Stated exercise »
Output an exact reproduction of the data.

Data »

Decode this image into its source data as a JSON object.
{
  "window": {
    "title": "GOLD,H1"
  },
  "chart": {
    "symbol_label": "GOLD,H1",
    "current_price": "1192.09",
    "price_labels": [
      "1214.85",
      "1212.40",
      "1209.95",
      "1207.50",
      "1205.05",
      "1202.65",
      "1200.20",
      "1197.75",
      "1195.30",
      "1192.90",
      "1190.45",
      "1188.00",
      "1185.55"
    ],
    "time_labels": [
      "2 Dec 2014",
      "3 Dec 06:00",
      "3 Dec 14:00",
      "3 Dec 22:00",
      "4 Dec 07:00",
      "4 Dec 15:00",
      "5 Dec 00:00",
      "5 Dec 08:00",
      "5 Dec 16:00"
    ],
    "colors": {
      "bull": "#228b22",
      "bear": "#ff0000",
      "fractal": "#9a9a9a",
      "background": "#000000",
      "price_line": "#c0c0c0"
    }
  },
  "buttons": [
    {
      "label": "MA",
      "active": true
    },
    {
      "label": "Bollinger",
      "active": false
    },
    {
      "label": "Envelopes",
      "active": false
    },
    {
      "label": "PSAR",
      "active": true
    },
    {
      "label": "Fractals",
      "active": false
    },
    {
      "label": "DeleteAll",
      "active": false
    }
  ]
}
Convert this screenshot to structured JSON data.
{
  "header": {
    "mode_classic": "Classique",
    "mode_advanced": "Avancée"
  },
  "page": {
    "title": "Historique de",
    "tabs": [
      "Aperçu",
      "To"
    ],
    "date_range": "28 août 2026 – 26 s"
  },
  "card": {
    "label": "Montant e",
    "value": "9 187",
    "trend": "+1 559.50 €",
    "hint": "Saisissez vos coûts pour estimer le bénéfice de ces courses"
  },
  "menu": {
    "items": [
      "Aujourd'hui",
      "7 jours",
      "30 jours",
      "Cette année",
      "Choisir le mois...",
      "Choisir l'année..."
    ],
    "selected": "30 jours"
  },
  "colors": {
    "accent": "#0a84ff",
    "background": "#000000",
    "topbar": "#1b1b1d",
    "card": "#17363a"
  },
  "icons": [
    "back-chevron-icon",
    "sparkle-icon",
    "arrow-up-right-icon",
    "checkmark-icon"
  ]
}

Task response »
Decode this image into its source data as a JSON object.
{
  "window": {
    "title": "GOLD,H1"
  },
  "chart": {
    "symbol_label": "GOLD,H1",
    "current_price": "1192.09",
    "price_labels": [
      "1214.85",
      "1212.40",
      "1209.95",
      "1207.50",
      "1205.05",
      "1202.65",
      "1200.20",
      "1197.75",
      "1195.30",
      "1192.90",
      "1190.45",
      "1188.00",
      "1185.55"
    ],
    "time_labels": [
      "2 Dec 2014",
      "3 Dec 06:00",
      "3 Dec 14:00",
      "3 Dec 22:00",
      "4 Dec 07:00",
      "4 Dec 15:00",
      "5 Dec 00:00",
      "5 Dec 08:00",
      "5 Dec 16:00"
    ],
    "colors": {
      "bull": "#228b22",
      "bear": "#ff0000",
      "fractal": "#9a9a9a",
      "background": "#000000",
      "price_line": "#c0c0c0"
    }
  },
  "buttons": [
    {
      "label": "MA",
      "active": true
    },
    {
      "label": "Bollinger",
      "active": false
    },
    {
      "label": "Envelopes",
      "active": false
    },
    {
      "label": "PSAR",
      "active": true
    },
    {
      "label": "Fractals",
      "active": false
    },
    {
      "label": "DeleteAll",
      "active": false
    }
  ]
}
Convert this screenshot to structured JSON data.
{
  "header": {
    "mode_classic": "Classique",
    "mode_advanced": "Avancée"
  },
  "page": {
    "title": "Historique de",
    "tabs": [
      "Aperçu",
      "To"
    ],
    "date_range": "28 août 2026 – 26 s"
  },
  "card": {
    "label": "Montant e",
    "value": "9 187",
    "trend": "+1 559.50 €",
    "hint": "Saisissez vos coûts pour estimer le bénéfice de ces courses"
  },
  "menu": {
    "items": [
      "Aujourd'hui",
      "7 jours",
      "30 jours",
      "Cette année",
      "Choisir le mois...",
      "Choisir l'année..."
    ],
    "selected": "30 jours"
  },
  "colors": {
    "accent": "#0a84ff",
    "background": "#000000",
    "topbar": "#1b1b1d",
    "card": "#17363a"
  },
  "icons": [
    "back-chevron-icon",
    "sparkle-icon",
    "arrow-up-right-icon",
    "checkmark-icon"
  ]
}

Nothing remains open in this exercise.